** BEGIN Provided information **

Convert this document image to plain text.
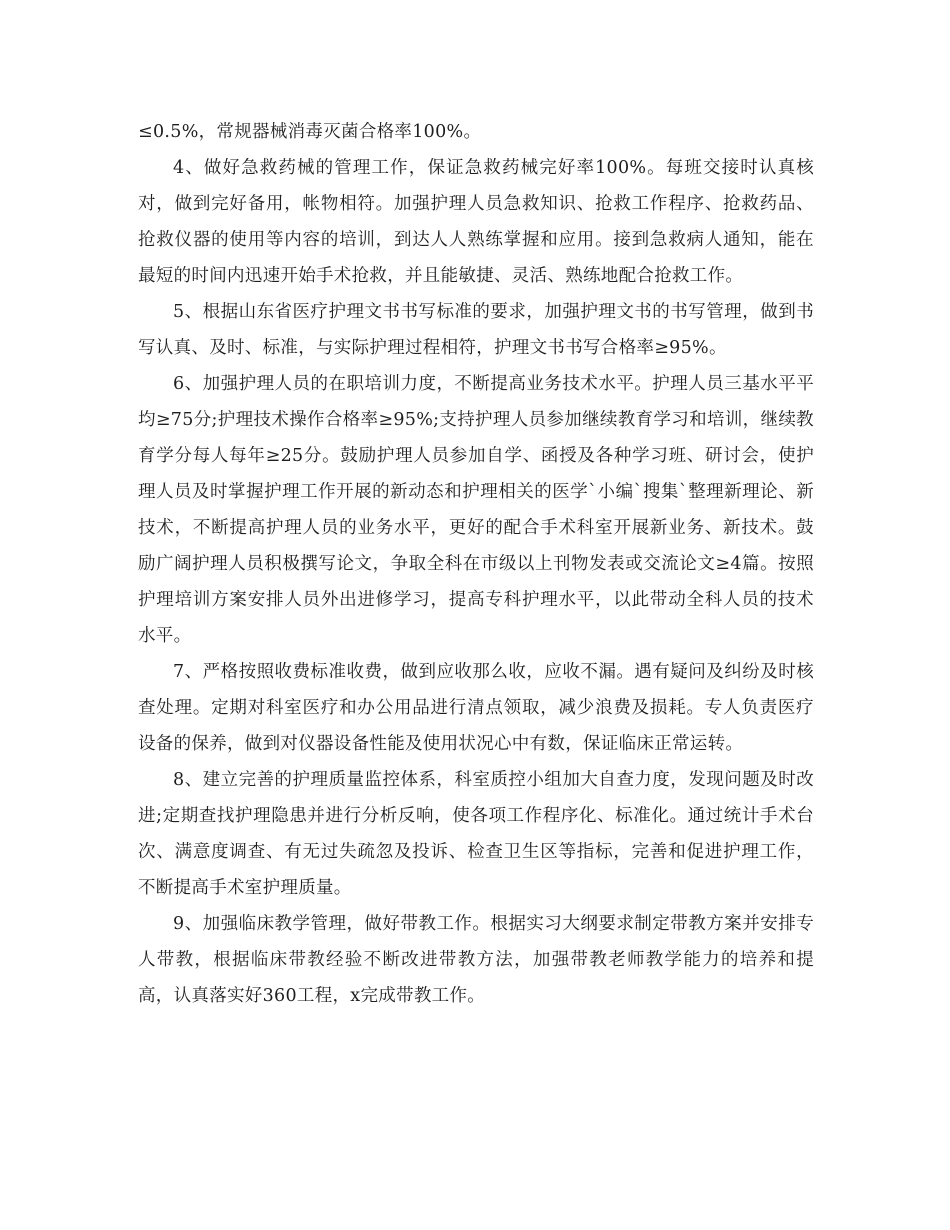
≤0.5%，常规器械消毒灭菌合格率100%。

4、做好急救药械的管理工作，保证急救药械完好率100%。每班交接时认真核对，做到完好备用，帐物相符。加强护理人员急救知识、抢救工作程序、抢救药品、抢救仪器的使用等内容的培训，到达人人熟练掌握和应用。接到急救病人通知，能在最短的时间内迅速开始手术抢救，并且能敏捷、灵活、熟练地配合抢救工作。

5、根据山东省医疗护理文书书写标准的要求，加强护理文书的书写管理，做到书写认真、及时、标准，与实际护理过程相符，护理文书书写合格率≥95%。

6、加强护理人员的在职培训力度，不断提高业务技术水平。护理人员三基水平平均≥75分;护理技术操作合格率≥95%;支持护理人员参加继续教育学习和培训，继续教育学分每人每年≥25分。鼓励护理人员参加自学、函授及各种学习班、研讨会，使护理人员及时掌握护理工作开展的新动态和护理相关的医学`小编`搜集`整理新理论、新技术，不断提高护理人员的业务水平，更好的配合手术科室开展新业务、新技术。鼓励广阔护理人员积极撰写论文，争取全科在市级以上刊物发表或交流论文≥4篇。按照护理培训方案安排人员外出进修学习，提高专科护理水平，以此带动全科人员的技术水平。

7、严格按照收费标准收费，做到应收那么收，应收不漏。遇有疑问及纠纷及时核查处理。定期对科室医疗和办公用品进行清点领取，减少浪费及损耗。专人负责医疗设备的保养，做到对仪器设备性能及使用状况心中有数，保证临床正常运转。

8、建立完善的护理质量监控体系，科室质控小组加大自查力度，发现问题及时改进;定期查找护理隐患并进行分析反响，使各项工作程序化、标准化。通过统计手术台次、满意度调查、有无过失疏忽及投诉、检查卫生区等指标，完善和促进护理工作，不断提高手术室护理质量。

9、加强临床教学管理，做好带教工作。根据实习大纲要求制定带教方案并安排专人带教，根据临床带教经验不断改进带教方法，加强带教老师教学能力的培养和提高，认真落实好360工程，x完成带教工作。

** END Provided information **

### Set exercise
Without the pictures, repeat all the records word for word.

### Problem solution
Convert this document image to plain text.
≤0.5%，常规器械消毒灭菌合格率100%。

4、做好急救药械的管理工作，保证急救药械完好率100%。每班交接时认真核对，做到完好备用，帐物相符。加强护理人员急救知识、抢救工作程序、抢救药品、抢救仪器的使用等内容的培训，到达人人熟练掌握和应用。接到急救病人通知，能在最短的时间内迅速开始手术抢救，并且能敏捷、灵活、熟练地配合抢救工作。

5、根据山东省医疗护理文书书写标准的要求，加强护理文书的书写管理，做到书写认真、及时、标准，与实际护理过程相符，护理文书书写合格率≥95%。

6、加强护理人员的在职培训力度，不断提高业务技术水平。护理人员三基水平平均≥75分;护理技术操作合格率≥95%;支持护理人员参加继续教育学习和培训，继续教育学分每人每年≥25分。鼓励护理人员参加自学、函授及各种学习班、研讨会，使护理人员及时掌握护理工作开展的新动态和护理相关的医学`小编`搜集`整理新理论、新技术，不断提高护理人员的业务水平，更好的配合手术科室开展新业务、新技术。鼓励广阔护理人员积极撰写论文，争取全科在市级以上刊物发表或交流论文≥4篇。按照护理培训方案安排人员外出进修学习，提高专科护理水平，以此带动全科人员的技术水平。

7、严格按照收费标准收费，做到应收那么收，应收不漏。遇有疑问及纠纷及时核查处理。定期对科室医疗和办公用品进行清点领取，减少浪费及损耗。专人负责医疗设备的保养，做到对仪器设备性能及使用状况心中有数，保证临床正常运转。

8、建立完善的护理质量监控体系，科室质控小组加大自查力度，发现问题及时改进;定期查找护理隐患并进行分析反响，使各项工作程序化、标准化。通过统计手术台次、满意度调查、有无过失疏忽及投诉、检查卫生区等指标，完善和促进护理工作，不断提高手术室护理质量。

9、加强临床教学管理，做好带教工作。根据实习大纲要求制定带教方案并安排专人带教，根据临床带教经验不断改进带教方法，加强带教老师教学能力的培养和提高，认真落实好360工程，x完成带教工作。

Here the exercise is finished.